やること: 下の行をすべて、一字も変えずにそのまま書き写す。画像は省く。

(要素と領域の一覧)
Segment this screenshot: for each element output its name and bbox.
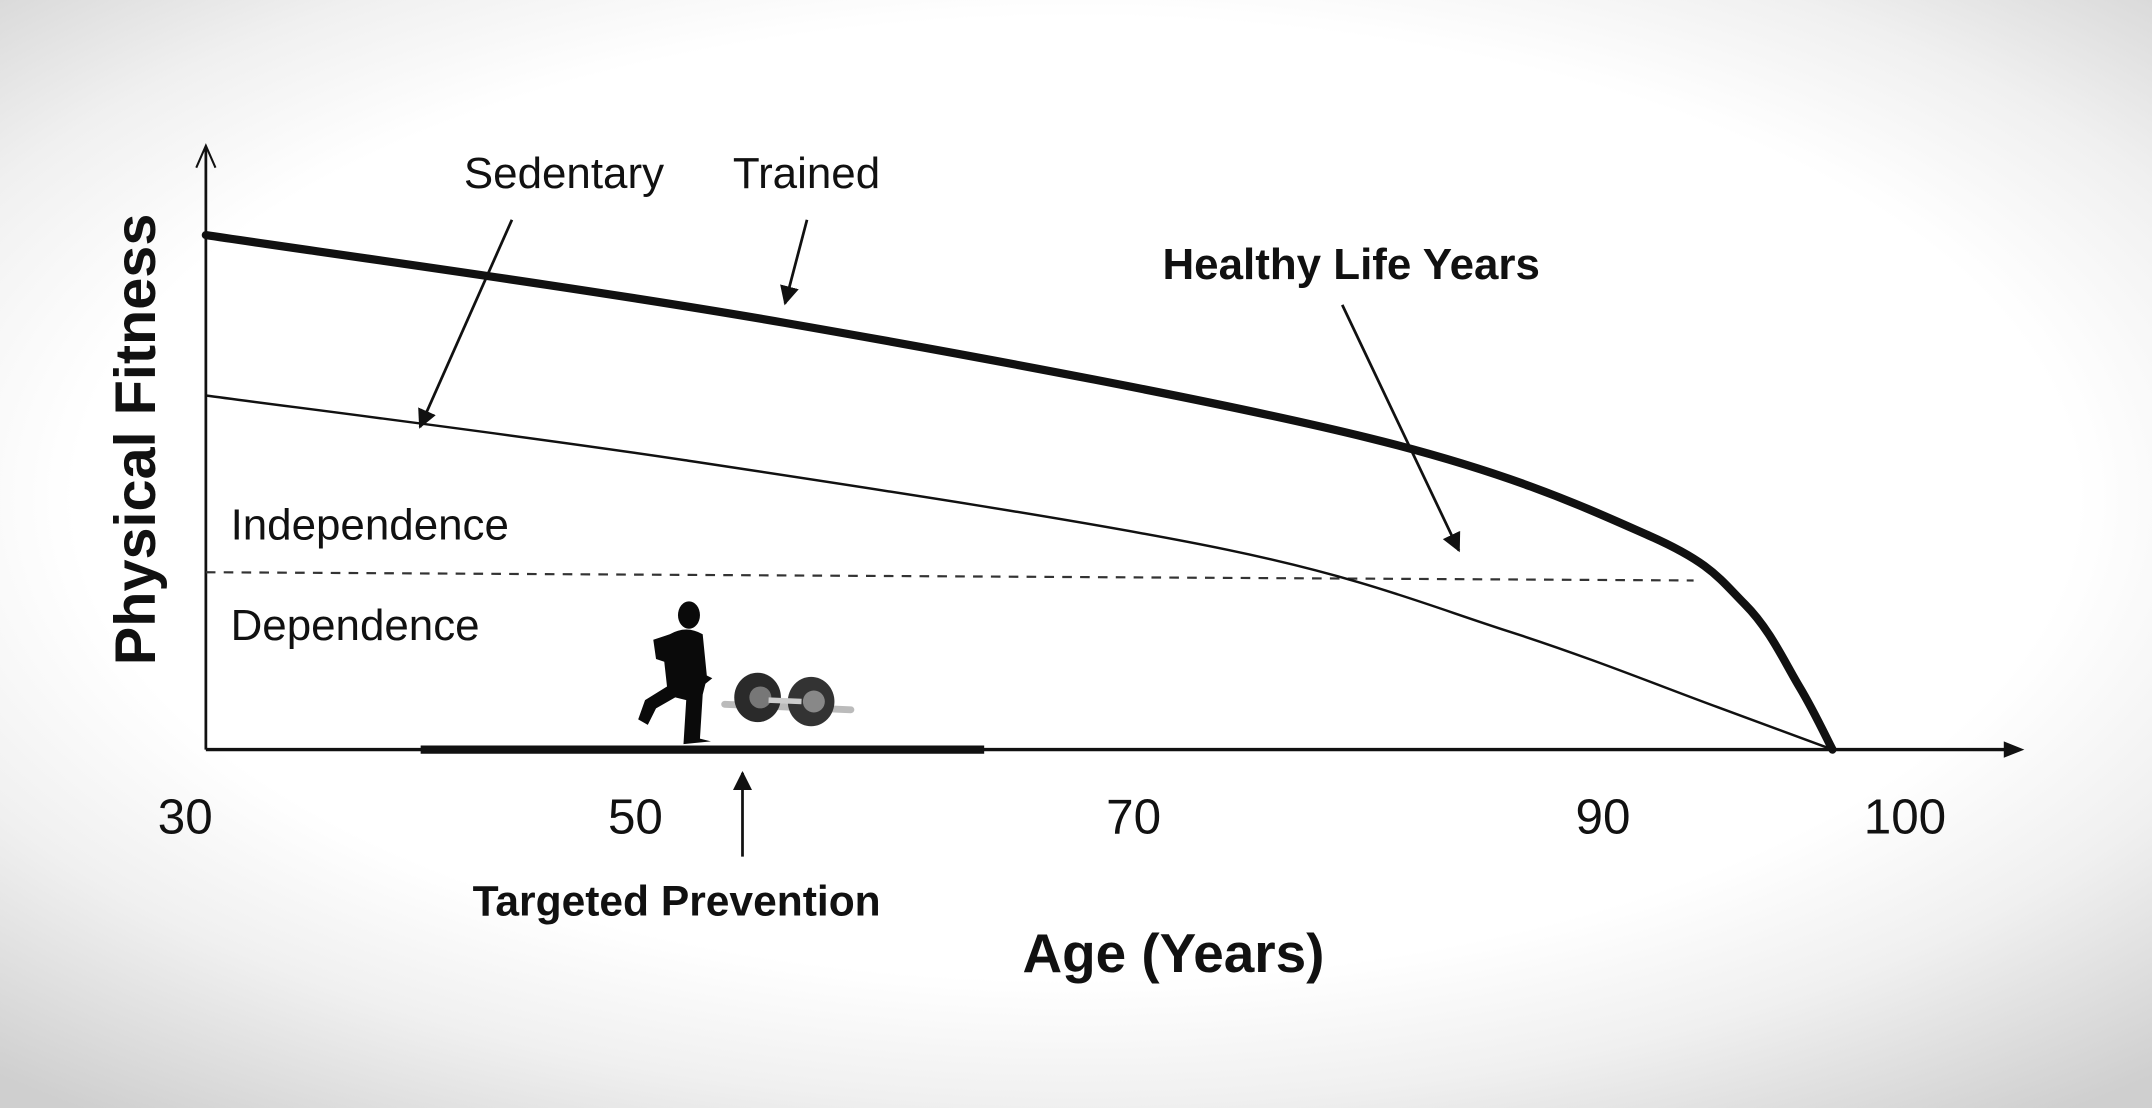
x-tick-label-100: 100 bbox=[1864, 789, 1946, 844]
x-tick-label-90: 90 bbox=[1576, 789, 1631, 844]
x-axis-arrowhead bbox=[2003, 741, 2025, 758]
targeted-prevention-label: Targeted Prevention bbox=[473, 878, 881, 926]
sedentary-label: Sedentary bbox=[464, 149, 664, 198]
barbell-icon bbox=[721, 672, 855, 727]
healthy-life-years-arrow bbox=[1341, 304, 1461, 553]
y-axis-label: Physical Fitness bbox=[104, 214, 168, 666]
x-tick-label-50: 50 bbox=[608, 789, 663, 844]
healthy-life-years-label: Healthy Life Years bbox=[1162, 240, 1539, 289]
independence-label: Independence bbox=[231, 501, 509, 550]
y-axis-arrowhead bbox=[195, 143, 217, 169]
x-tick-label-70: 70 bbox=[1106, 789, 1161, 844]
x-tick-label-30: 30 bbox=[158, 789, 213, 844]
trained-arrow bbox=[780, 219, 809, 306]
independence-threshold-line bbox=[205, 571, 1694, 582]
series-line-trained bbox=[201, 230, 1837, 754]
runner-silhouette-icon bbox=[638, 601, 713, 745]
dependence-label: Dependence bbox=[231, 601, 480, 650]
series-line-sedentary bbox=[204, 394, 1834, 751]
x-axis-label: Age (Years) bbox=[1022, 922, 1324, 984]
sedentary-arrow bbox=[418, 219, 514, 429]
trained-label: Trained bbox=[733, 149, 880, 198]
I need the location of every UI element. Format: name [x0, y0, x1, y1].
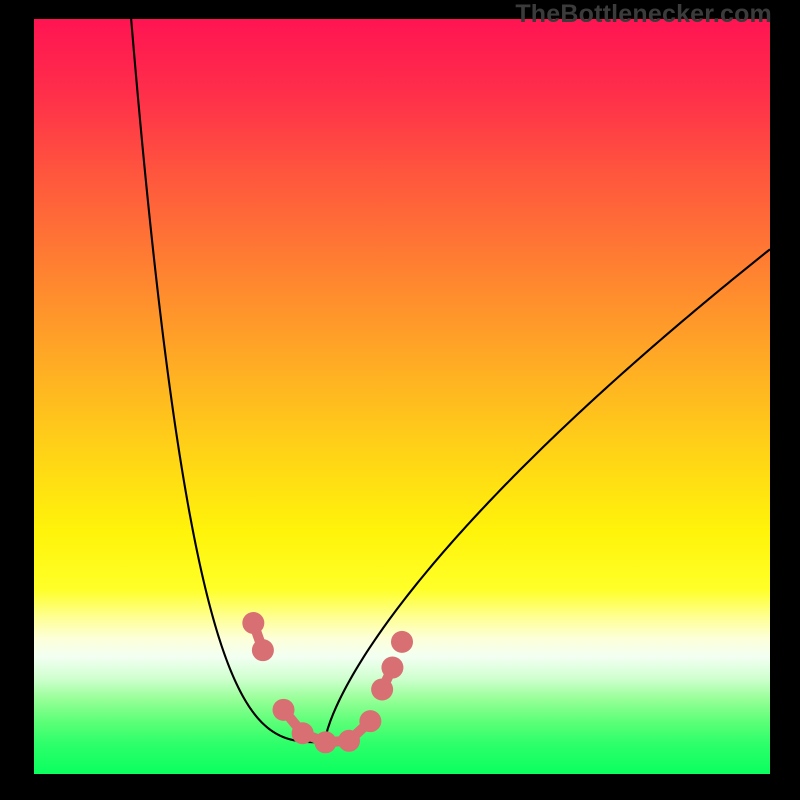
watermark-text: TheBottlenecker.com	[515, 0, 772, 29]
marker-dot	[359, 710, 381, 732]
marker-dot	[292, 722, 314, 744]
marker-dot	[371, 678, 393, 700]
marker-dot	[242, 612, 264, 634]
marker-group	[242, 612, 413, 753]
chart-container: TheBottlenecker.com	[0, 0, 800, 800]
curve-layer	[34, 19, 770, 774]
bottleneck-curve	[131, 19, 770, 742]
marker-dot	[252, 639, 274, 661]
marker-dot	[273, 699, 295, 721]
marker-dot	[391, 631, 413, 653]
plot-area	[34, 19, 770, 774]
marker-dot	[381, 657, 403, 679]
marker-dot	[314, 731, 336, 753]
marker-dot	[338, 730, 360, 752]
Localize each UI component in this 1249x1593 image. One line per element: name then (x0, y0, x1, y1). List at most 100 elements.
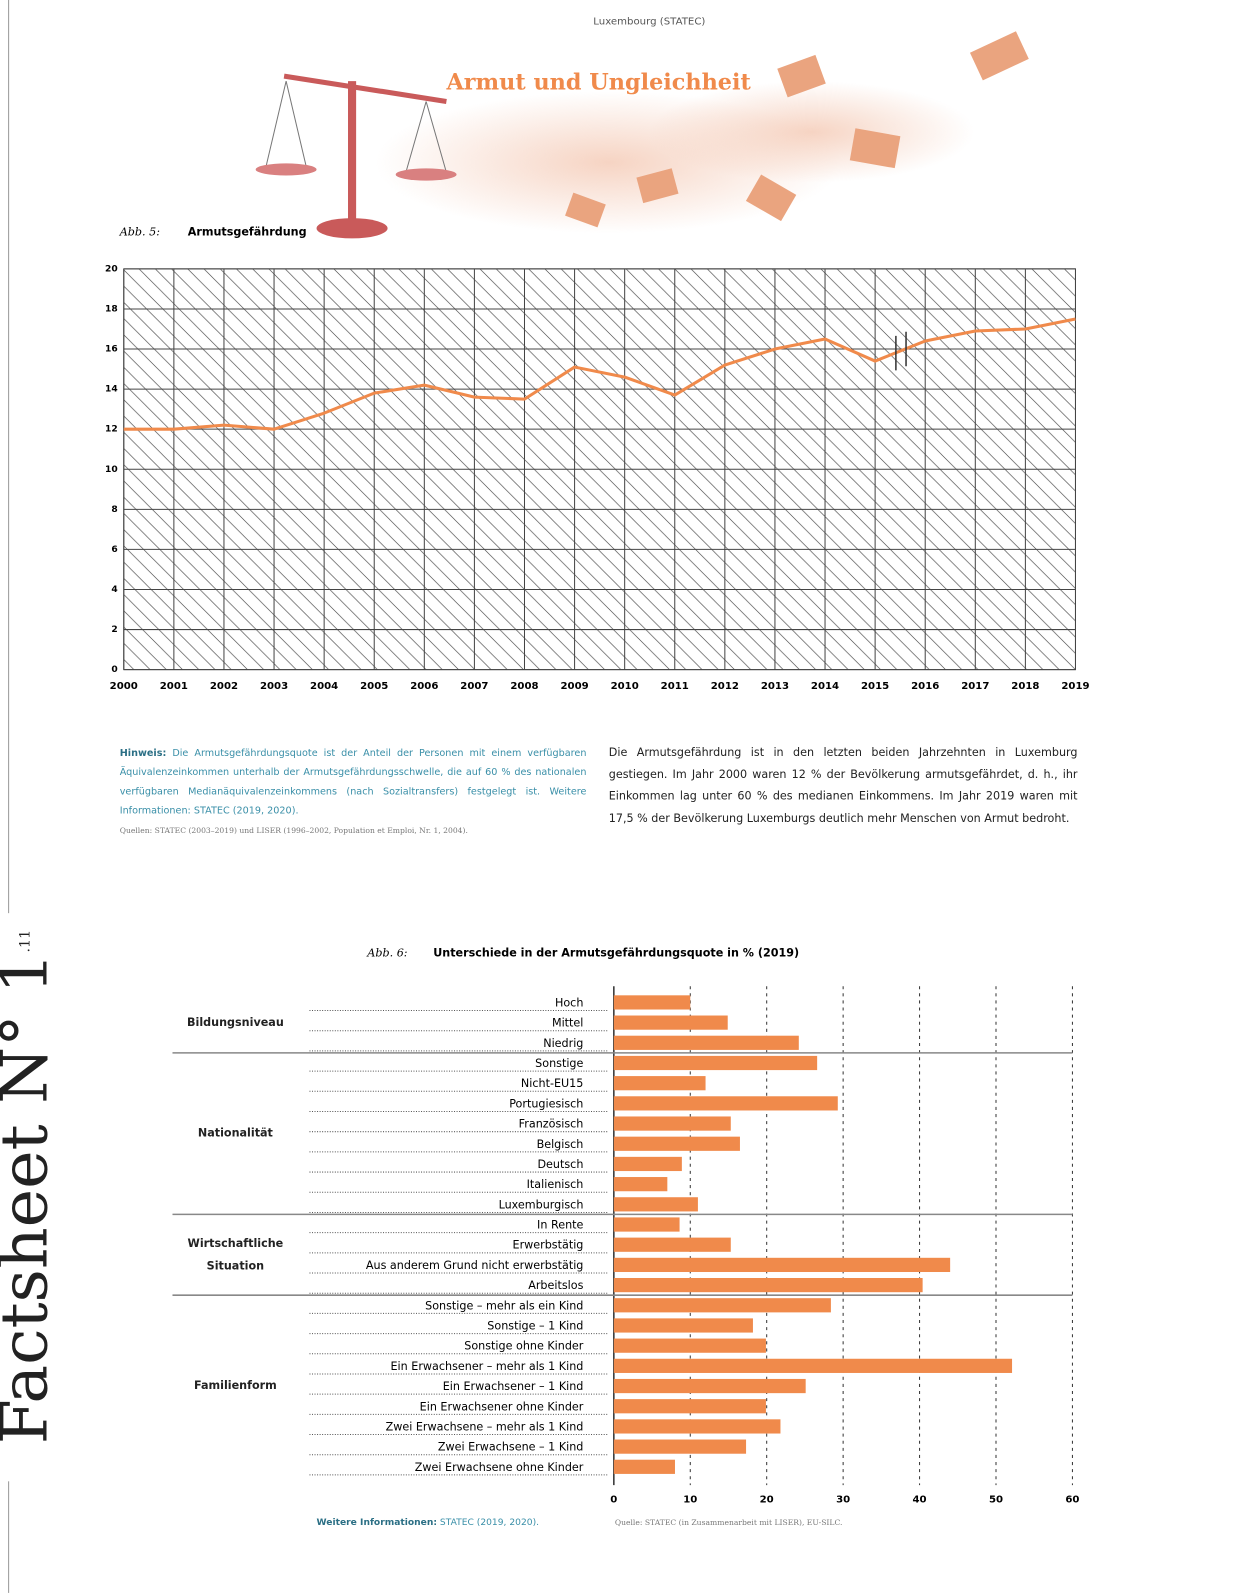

この課題の結果:
Segment this screenshot: for each element output its name and bbox.
x-tick-label-100: 100 bbox=[1864, 789, 1946, 844]
x-tick-label-90: 90 bbox=[1576, 789, 1631, 844]
x-axis-arrowhead bbox=[2003, 741, 2025, 758]
targeted-prevention-label: Targeted Prevention bbox=[473, 878, 881, 926]
sedentary-label: Sedentary bbox=[464, 149, 664, 198]
barbell-icon bbox=[721, 672, 855, 727]
healthy-life-years-arrow bbox=[1341, 304, 1461, 553]
y-axis-label: Physical Fitness bbox=[104, 214, 168, 666]
x-tick-label-50: 50 bbox=[608, 789, 663, 844]
healthy-life-years-label: Healthy Life Years bbox=[1162, 240, 1539, 289]
independence-label: Independence bbox=[231, 501, 509, 550]
y-axis-arrowhead bbox=[195, 143, 217, 169]
x-tick-label-70: 70 bbox=[1106, 789, 1161, 844]
x-tick-label-30: 30 bbox=[158, 789, 213, 844]
trained-arrow bbox=[780, 219, 809, 306]
independence-threshold-line bbox=[205, 571, 1694, 582]
series-line-trained bbox=[201, 230, 1837, 754]
runner-silhouette-icon bbox=[638, 601, 713, 745]
dependence-label: Dependence bbox=[231, 601, 480, 650]
series-line-sedentary bbox=[204, 394, 1834, 751]
x-axis-label: Age (Years) bbox=[1022, 922, 1324, 984]
sedentary-arrow bbox=[418, 219, 514, 429]
trained-label: Trained bbox=[733, 149, 880, 198]
I need the location of every UI element. Format: name [x0, y0, x1, y1].
watermark-text: TheBottlenecker.com	[515, 0, 772, 29]
marker-dot	[359, 710, 381, 732]
marker-dot	[292, 722, 314, 744]
marker-dot	[371, 678, 393, 700]
marker-dot	[242, 612, 264, 634]
marker-group	[242, 612, 413, 753]
chart-container: TheBottlenecker.com	[0, 0, 800, 800]
curve-layer	[34, 19, 770, 774]
bottleneck-curve	[131, 19, 770, 742]
marker-dot	[252, 639, 274, 661]
marker-dot	[273, 699, 295, 721]
marker-dot	[391, 631, 413, 653]
plot-area	[34, 19, 770, 774]
marker-dot	[381, 657, 403, 679]
marker-dot	[314, 731, 336, 753]
marker-dot	[338, 730, 360, 752]
Localize each UI component in this 1249x1593 image. One line per element: name then (x0, y0, x1, y1). List at most 100 elements.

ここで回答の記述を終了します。